WHAT IS ASKED: Extract the full listing below without altering a single character.

:: SUPPLIED MATERIAL ::

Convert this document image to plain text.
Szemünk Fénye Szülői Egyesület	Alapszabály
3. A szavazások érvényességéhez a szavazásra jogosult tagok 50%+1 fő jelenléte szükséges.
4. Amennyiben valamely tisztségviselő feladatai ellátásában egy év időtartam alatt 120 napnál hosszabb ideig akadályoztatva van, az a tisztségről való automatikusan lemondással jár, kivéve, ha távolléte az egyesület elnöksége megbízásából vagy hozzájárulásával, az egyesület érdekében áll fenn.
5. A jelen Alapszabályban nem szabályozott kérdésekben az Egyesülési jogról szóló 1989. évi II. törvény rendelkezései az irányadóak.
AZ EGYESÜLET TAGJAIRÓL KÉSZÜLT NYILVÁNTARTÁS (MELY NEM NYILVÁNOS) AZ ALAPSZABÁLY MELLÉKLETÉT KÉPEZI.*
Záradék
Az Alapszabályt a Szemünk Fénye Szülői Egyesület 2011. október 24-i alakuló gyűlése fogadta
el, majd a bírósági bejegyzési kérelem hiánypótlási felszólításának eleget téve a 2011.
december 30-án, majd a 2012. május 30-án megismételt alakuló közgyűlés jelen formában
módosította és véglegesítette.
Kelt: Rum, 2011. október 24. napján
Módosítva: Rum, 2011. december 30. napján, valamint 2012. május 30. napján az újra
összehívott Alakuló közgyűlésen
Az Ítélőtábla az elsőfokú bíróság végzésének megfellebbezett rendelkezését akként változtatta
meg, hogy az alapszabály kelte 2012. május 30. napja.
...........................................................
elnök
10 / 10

:::

SOLUTION:
Convert this document image to plain text.
Szemünk Fénye Szülői Egyesület	Alapszabály
3. A szavazások érvényességéhez a szavazásra jogosult tagok 50%+1 fő jelenléte szükséges.
4. Amennyiben valamely tisztségviselő feladatai ellátásában egy év időtartam alatt 120 napnál hosszabb ideig akadályoztatva van, az a tisztségről való automatikusan lemondással jár, kivéve, ha távolléte az egyesület elnöksége megbízásából vagy hozzájárulásával, az egyesület érdekében áll fenn.
5. A jelen Alapszabályban nem szabályozott kérdésekben az Egyesülési jogról szóló 1989. évi II. törvény rendelkezései az irányadóak.
AZ EGYESÜLET TAGJAIRÓL KÉSZÜLT NYILVÁNTARTÁS (MELY NEM NYILVÁNOS) AZ ALAPSZABÁLY MELLÉKLETÉT KÉPEZI.*
Záradék
Az Alapszabályt a Szemünk Fénye Szülői Egyesület 2011. október 24-i alakuló gyűlése fogadta
el, majd a bírósági bejegyzési kérelem hiánypótlási felszólításának eleget téve a 2011.
december 30-án, majd a 2012. május 30-án megismételt alakuló közgyűlés jelen formában
módosította és véglegesítette.
Kelt: Rum, 2011. október 24. napján
Módosítva: Rum, 2011. december 30. napján, valamint 2012. május 30. napján az újra
összehívott Alakuló közgyűlésen
Az Ítélőtábla az elsőfokú bíróság végzésének megfellebbezett rendelkezését akként változtatta
meg, hogy az alapszabály kelte 2012. május 30. napja.
...........................................................
elnök
10 / 10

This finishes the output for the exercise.